Data to use:
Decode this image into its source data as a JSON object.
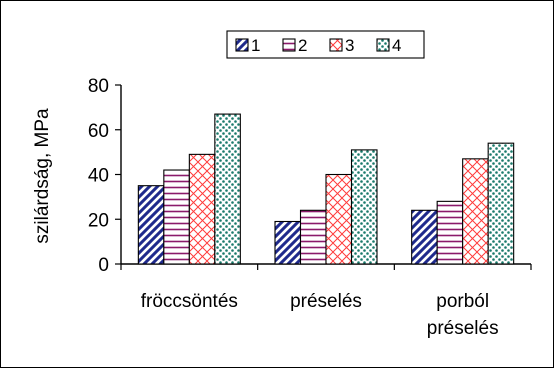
{
  "chart_data": {
    "type": "bar",
    "title": "",
    "xlabel": "",
    "ylabel": "szilárdság, MPa",
    "ylim": [
      0,
      80
    ],
    "yticks": [
      0,
      20,
      40,
      60,
      80
    ],
    "grid": false,
    "legend_position": "top",
    "categories": [
      [
        "fröccsöntés"
      ],
      [
        "préselés"
      ],
      [
        "porból",
        "préselés"
      ]
    ],
    "series": [
      {
        "name": "1",
        "values": [
          35,
          19,
          24
        ],
        "pattern": "diagonal-hatch",
        "color": "#1f2a8c"
      },
      {
        "name": "2",
        "values": [
          42,
          24,
          28
        ],
        "pattern": "horizontal-lines",
        "color": "#8b1a6b"
      },
      {
        "name": "3",
        "values": [
          49,
          40,
          47
        ],
        "pattern": "crosshatch",
        "color": "#ff3b3b"
      },
      {
        "name": "4",
        "values": [
          67,
          51,
          54
        ],
        "pattern": "dots",
        "color": "#1a7a6b"
      }
    ]
  }
}
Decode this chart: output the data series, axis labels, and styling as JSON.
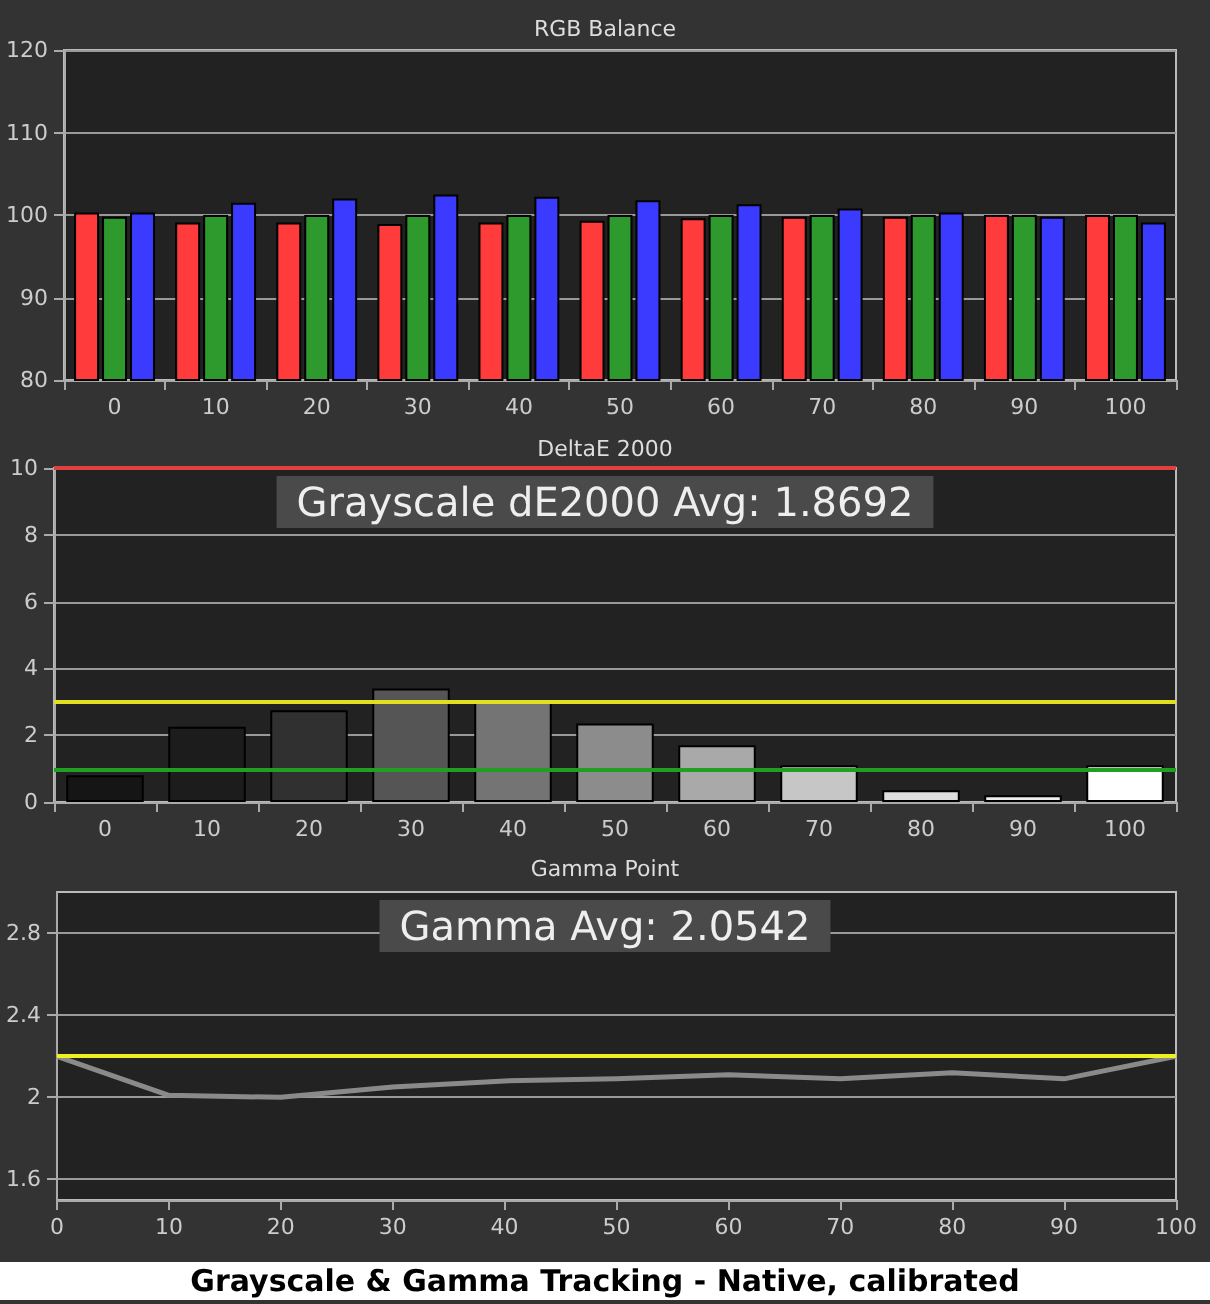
{
  "chart_data": [
    {
      "type": "bar",
      "title": "RGB Balance",
      "categories": [
        "0",
        "10",
        "20",
        "30",
        "40",
        "50",
        "60",
        "70",
        "80",
        "90",
        "100"
      ],
      "series": [
        {
          "color": "#ff3b3b",
          "values": [
            100.3,
            99.1,
            99.1,
            98.9,
            99.1,
            99.3,
            99.6,
            99.8,
            99.8,
            100,
            100
          ]
        },
        {
          "color": "#2e9a2e",
          "values": [
            99.8,
            100,
            100,
            100,
            100,
            100,
            100,
            100,
            100,
            100,
            100
          ]
        },
        {
          "color": "#3b3bff",
          "values": [
            100.3,
            101.5,
            102,
            102.5,
            102.2,
            101.8,
            101.3,
            100.8,
            100.3,
            99.8,
            99.1
          ]
        }
      ],
      "ylim": [
        80,
        120
      ],
      "yticks": [
        80,
        90,
        100,
        110,
        120
      ],
      "grid": "y"
    },
    {
      "type": "bar",
      "title": "DeltaE 2000",
      "categories": [
        "0",
        "10",
        "20",
        "30",
        "40",
        "50",
        "60",
        "70",
        "80",
        "90",
        "100"
      ],
      "values": [
        0.8,
        2.25,
        2.75,
        3.4,
        3.05,
        2.35,
        1.7,
        1.1,
        0.35,
        0.2,
        1.1
      ],
      "colors": [
        "#151515",
        "#1c1c1c",
        "#303030",
        "#555555",
        "#747474",
        "#8c8c8c",
        "#a9a9a9",
        "#c6c6c6",
        "#dddddd",
        "#eeeeee",
        "#ffffff"
      ],
      "ylim": [
        0,
        10
      ],
      "yticks": [
        0,
        2,
        4,
        6,
        8,
        10
      ],
      "grid": "y",
      "ref_lines": [
        {
          "axis": "y",
          "value": 10,
          "color": "#e04040"
        },
        {
          "axis": "y",
          "value": 3,
          "color": "#e0e020"
        },
        {
          "axis": "y",
          "value": 1,
          "color": "#20a020"
        }
      ],
      "annotations": [
        "Grayscale dE2000 Avg: 1.8692"
      ]
    },
    {
      "type": "line",
      "title": "Gamma Point",
      "x": [
        0,
        10,
        20,
        30,
        40,
        50,
        60,
        70,
        80,
        90,
        100
      ],
      "series": [
        {
          "color": "#8a8a8a",
          "values": [
            2.2,
            2.01,
            2.0,
            2.05,
            2.08,
            2.09,
            2.11,
            2.09,
            2.12,
            2.09,
            2.2
          ]
        }
      ],
      "xlim": [
        0,
        100
      ],
      "xticks": [
        0,
        10,
        20,
        30,
        40,
        50,
        60,
        70,
        80,
        90,
        100
      ],
      "ylim": [
        1.5,
        3.0
      ],
      "yticks": [
        1.6,
        2,
        2.4,
        2.8
      ],
      "grid": "y",
      "marker": "none",
      "ref_lines": [
        {
          "axis": "y",
          "value": 2.2,
          "color": "#f0f020"
        }
      ],
      "annotations": [
        "Gamma Avg: 2.0542",
        "Grayscale & Gamma Tracking - Native, calibrated"
      ]
    }
  ]
}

Task prompt: Count how many lines in the data contain the word "Gamma", giving the number without comment.

The answer: 3